# Source material
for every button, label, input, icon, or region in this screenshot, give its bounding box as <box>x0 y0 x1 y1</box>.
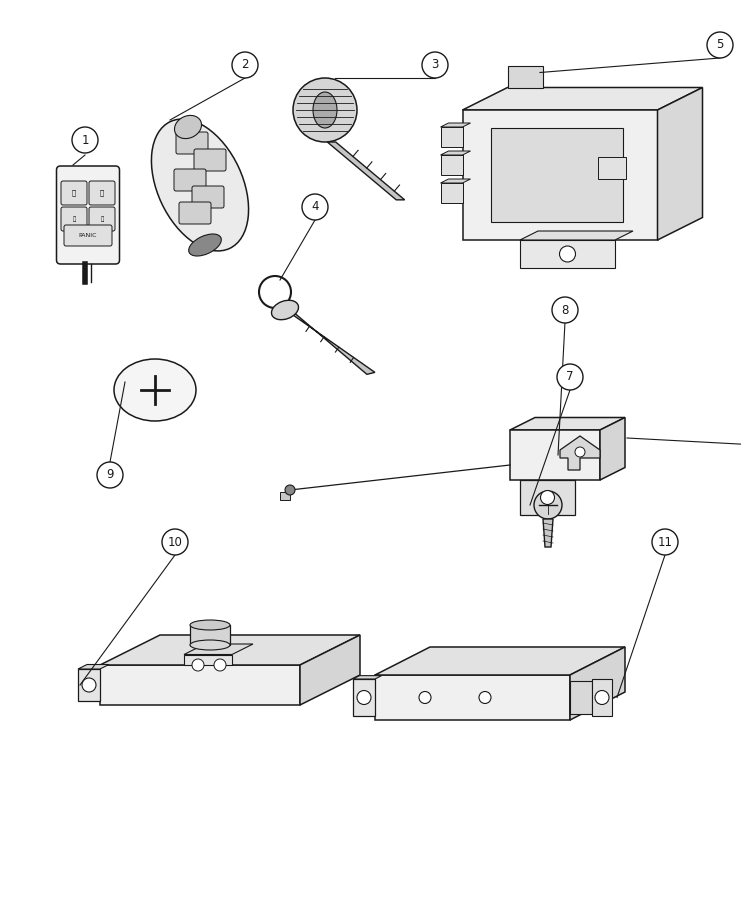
FancyBboxPatch shape <box>56 166 119 264</box>
Circle shape <box>534 491 562 519</box>
Ellipse shape <box>313 92 337 128</box>
FancyBboxPatch shape <box>179 202 211 224</box>
Circle shape <box>419 691 431 704</box>
Text: 2: 2 <box>242 58 249 71</box>
Polygon shape <box>510 418 625 430</box>
Polygon shape <box>570 647 625 720</box>
FancyBboxPatch shape <box>192 186 224 208</box>
Circle shape <box>422 52 448 78</box>
Circle shape <box>595 690 609 705</box>
Ellipse shape <box>174 115 202 139</box>
Text: 🔒: 🔒 <box>72 190 76 196</box>
Polygon shape <box>491 128 622 222</box>
Polygon shape <box>100 665 300 705</box>
Polygon shape <box>190 625 230 645</box>
Polygon shape <box>78 669 100 701</box>
Text: 5: 5 <box>717 39 724 51</box>
Bar <box>597 157 625 179</box>
Circle shape <box>575 447 585 457</box>
Polygon shape <box>285 305 375 374</box>
Polygon shape <box>280 492 290 500</box>
Ellipse shape <box>114 359 196 421</box>
Circle shape <box>162 529 188 555</box>
Polygon shape <box>657 87 702 240</box>
Text: 3: 3 <box>431 58 439 71</box>
Polygon shape <box>462 110 657 240</box>
Circle shape <box>707 32 733 58</box>
Polygon shape <box>78 664 109 669</box>
Polygon shape <box>508 66 542 87</box>
Polygon shape <box>440 151 471 155</box>
Polygon shape <box>328 142 405 200</box>
FancyBboxPatch shape <box>64 225 112 246</box>
Circle shape <box>552 297 578 323</box>
FancyBboxPatch shape <box>89 181 115 205</box>
Polygon shape <box>300 635 360 705</box>
Text: 🔓: 🔓 <box>100 190 104 196</box>
Ellipse shape <box>190 640 230 650</box>
Circle shape <box>302 194 328 220</box>
Polygon shape <box>184 644 253 654</box>
Text: 4: 4 <box>311 201 319 213</box>
Polygon shape <box>375 647 625 675</box>
Circle shape <box>192 659 204 671</box>
Text: 8: 8 <box>562 303 568 317</box>
Circle shape <box>557 364 583 390</box>
Polygon shape <box>560 436 600 470</box>
Circle shape <box>97 462 123 488</box>
FancyBboxPatch shape <box>61 207 87 231</box>
Polygon shape <box>520 231 633 240</box>
Polygon shape <box>440 179 471 183</box>
Ellipse shape <box>190 620 230 630</box>
Polygon shape <box>440 123 471 127</box>
FancyBboxPatch shape <box>194 149 226 171</box>
Circle shape <box>559 246 576 262</box>
FancyBboxPatch shape <box>176 132 208 154</box>
Polygon shape <box>510 430 600 480</box>
Circle shape <box>652 529 678 555</box>
Text: 10: 10 <box>167 536 182 548</box>
Polygon shape <box>543 519 553 547</box>
Polygon shape <box>440 127 462 147</box>
Circle shape <box>293 78 357 142</box>
Circle shape <box>479 691 491 704</box>
Text: 🔔: 🔔 <box>100 216 104 221</box>
Circle shape <box>72 127 98 153</box>
FancyBboxPatch shape <box>89 207 115 231</box>
Polygon shape <box>353 676 382 679</box>
Polygon shape <box>520 240 615 268</box>
Circle shape <box>540 491 554 505</box>
Ellipse shape <box>151 119 248 251</box>
Polygon shape <box>100 635 360 665</box>
Polygon shape <box>353 679 375 716</box>
Ellipse shape <box>189 234 222 256</box>
Ellipse shape <box>271 301 299 320</box>
Polygon shape <box>462 87 702 110</box>
FancyBboxPatch shape <box>174 169 206 191</box>
Text: 9: 9 <box>106 469 114 482</box>
Polygon shape <box>570 681 592 714</box>
Text: 11: 11 <box>657 536 673 548</box>
Circle shape <box>82 678 96 692</box>
Circle shape <box>285 485 295 495</box>
Circle shape <box>357 690 371 705</box>
FancyBboxPatch shape <box>61 181 87 205</box>
Text: 7: 7 <box>566 371 574 383</box>
Polygon shape <box>600 418 625 480</box>
Polygon shape <box>520 480 575 515</box>
Circle shape <box>232 52 258 78</box>
Polygon shape <box>440 183 462 203</box>
Polygon shape <box>184 654 232 665</box>
Circle shape <box>214 659 226 671</box>
Polygon shape <box>592 679 612 716</box>
Polygon shape <box>375 675 570 720</box>
Polygon shape <box>440 155 462 175</box>
Text: 🚗: 🚗 <box>73 216 76 221</box>
Text: PANIC: PANIC <box>79 233 97 238</box>
Text: 1: 1 <box>82 133 89 147</box>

# Task objective
Rewrite all the rows with "screenshot" changed to "image" and nothing else altered. Leave out the pictures.

# Solution
for every button, label, input, icon, or region in this image, give its bounding box as <box>x0 y0 x1 y1</box>.
FancyBboxPatch shape <box>56 166 119 264</box>
Circle shape <box>534 491 562 519</box>
Ellipse shape <box>313 92 337 128</box>
FancyBboxPatch shape <box>179 202 211 224</box>
Circle shape <box>419 691 431 704</box>
Text: 2: 2 <box>242 58 249 71</box>
Polygon shape <box>510 418 625 430</box>
Polygon shape <box>570 647 625 720</box>
FancyBboxPatch shape <box>192 186 224 208</box>
Circle shape <box>422 52 448 78</box>
Circle shape <box>595 690 609 705</box>
Ellipse shape <box>174 115 202 139</box>
Text: 🔒: 🔒 <box>72 190 76 196</box>
Polygon shape <box>491 128 622 222</box>
Polygon shape <box>100 665 300 705</box>
Polygon shape <box>190 625 230 645</box>
Polygon shape <box>78 669 100 701</box>
Text: 5: 5 <box>717 39 724 51</box>
Bar <box>597 157 625 179</box>
Circle shape <box>575 447 585 457</box>
Polygon shape <box>285 305 375 374</box>
Polygon shape <box>280 492 290 500</box>
Ellipse shape <box>114 359 196 421</box>
Circle shape <box>162 529 188 555</box>
Polygon shape <box>657 87 702 240</box>
Text: 3: 3 <box>431 58 439 71</box>
Polygon shape <box>462 110 657 240</box>
Circle shape <box>707 32 733 58</box>
Polygon shape <box>78 664 109 669</box>
Polygon shape <box>508 66 542 87</box>
Polygon shape <box>440 151 471 155</box>
Polygon shape <box>328 142 405 200</box>
FancyBboxPatch shape <box>64 225 112 246</box>
Circle shape <box>552 297 578 323</box>
FancyBboxPatch shape <box>89 181 115 205</box>
Polygon shape <box>300 635 360 705</box>
Text: 🔓: 🔓 <box>100 190 104 196</box>
Ellipse shape <box>190 640 230 650</box>
Circle shape <box>302 194 328 220</box>
Polygon shape <box>184 644 253 654</box>
Text: 4: 4 <box>311 201 319 213</box>
Polygon shape <box>375 647 625 675</box>
Circle shape <box>192 659 204 671</box>
Text: 8: 8 <box>562 303 568 317</box>
Circle shape <box>557 364 583 390</box>
Polygon shape <box>560 436 600 470</box>
Circle shape <box>97 462 123 488</box>
FancyBboxPatch shape <box>61 207 87 231</box>
Polygon shape <box>520 231 633 240</box>
Polygon shape <box>440 179 471 183</box>
Ellipse shape <box>190 620 230 630</box>
Polygon shape <box>440 123 471 127</box>
FancyBboxPatch shape <box>194 149 226 171</box>
Circle shape <box>559 246 576 262</box>
FancyBboxPatch shape <box>176 132 208 154</box>
Polygon shape <box>510 430 600 480</box>
Circle shape <box>652 529 678 555</box>
Text: 10: 10 <box>167 536 182 548</box>
Polygon shape <box>543 519 553 547</box>
Polygon shape <box>440 127 462 147</box>
Circle shape <box>293 78 357 142</box>
Circle shape <box>479 691 491 704</box>
Text: 🔔: 🔔 <box>100 216 104 221</box>
Circle shape <box>72 127 98 153</box>
FancyBboxPatch shape <box>89 207 115 231</box>
Polygon shape <box>353 676 382 679</box>
Polygon shape <box>520 240 615 268</box>
Circle shape <box>540 491 554 505</box>
Ellipse shape <box>151 119 248 251</box>
Polygon shape <box>100 635 360 665</box>
Polygon shape <box>353 679 375 716</box>
Ellipse shape <box>189 234 222 256</box>
Ellipse shape <box>271 301 299 320</box>
Polygon shape <box>462 87 702 110</box>
FancyBboxPatch shape <box>174 169 206 191</box>
Text: 9: 9 <box>106 469 114 482</box>
Polygon shape <box>570 681 592 714</box>
Text: 11: 11 <box>657 536 673 548</box>
Circle shape <box>82 678 96 692</box>
Circle shape <box>285 485 295 495</box>
Circle shape <box>357 690 371 705</box>
FancyBboxPatch shape <box>61 181 87 205</box>
Text: 7: 7 <box>566 371 574 383</box>
Polygon shape <box>600 418 625 480</box>
Polygon shape <box>520 480 575 515</box>
Circle shape <box>232 52 258 78</box>
Polygon shape <box>440 183 462 203</box>
Polygon shape <box>184 654 232 665</box>
Circle shape <box>214 659 226 671</box>
Polygon shape <box>592 679 612 716</box>
Polygon shape <box>375 675 570 720</box>
Polygon shape <box>440 155 462 175</box>
Text: 🚗: 🚗 <box>73 216 76 221</box>
Text: PANIC: PANIC <box>79 233 97 238</box>
Text: 1: 1 <box>82 133 89 147</box>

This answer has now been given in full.